— Begin Stored records —

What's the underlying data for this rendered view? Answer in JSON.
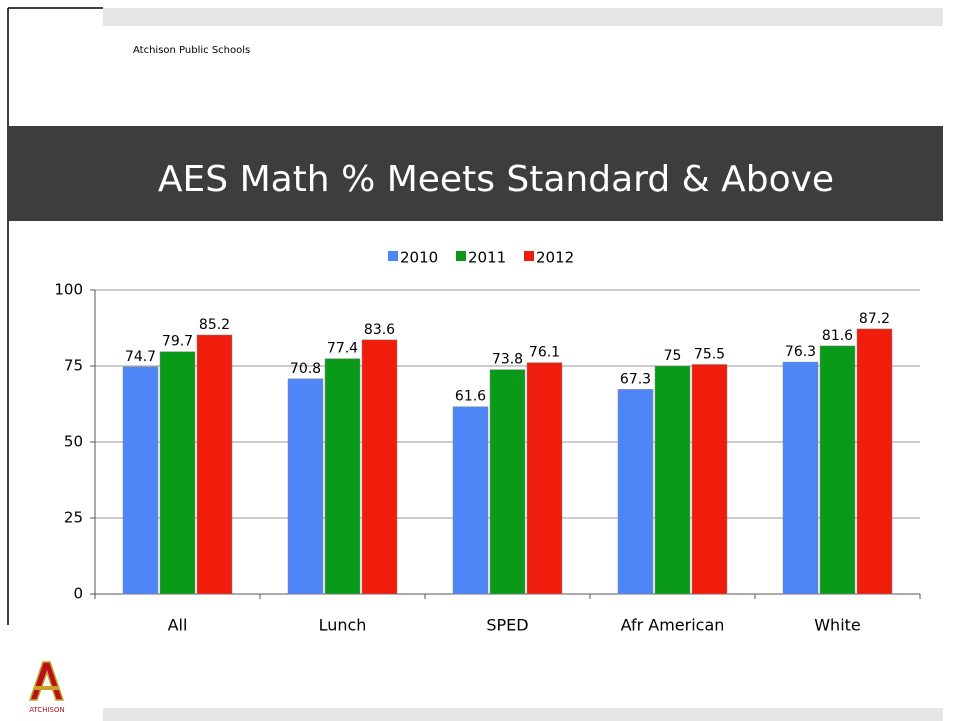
{
  "header": {
    "org": "Atchison Public Schools"
  },
  "logo": {
    "text": "ATCHISON"
  },
  "chart_data": {
    "type": "bar",
    "title": "AES Math % Meets Standard & Above",
    "categories": [
      "All",
      "Lunch",
      "SPED",
      "Afr American",
      "White"
    ],
    "series": [
      {
        "name": "2010",
        "color": "#4f86f7",
        "values": [
          74.7,
          70.8,
          61.6,
          67.3,
          76.3
        ]
      },
      {
        "name": "2011",
        "color": "#0a9a1a",
        "values": [
          79.7,
          77.4,
          73.8,
          75,
          81.6
        ]
      },
      {
        "name": "2012",
        "color": "#f01c0c",
        "values": [
          85.2,
          83.6,
          76.1,
          75.5,
          87.2
        ]
      }
    ],
    "ylim": [
      0,
      100
    ],
    "yticks": [
      0,
      25,
      50,
      75,
      100
    ],
    "grid": true,
    "legend": "top"
  }
}
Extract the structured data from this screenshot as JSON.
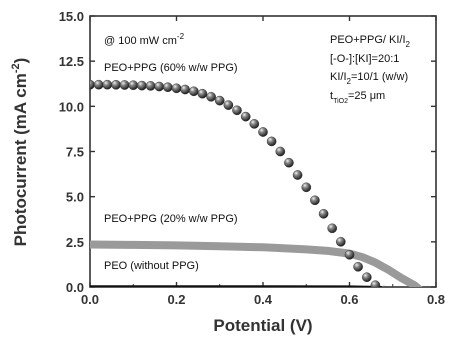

— End Stored records —

#### Task instructions:
Give only the number of lines in the preceding material that contain the string "color".

#### Complete response:
3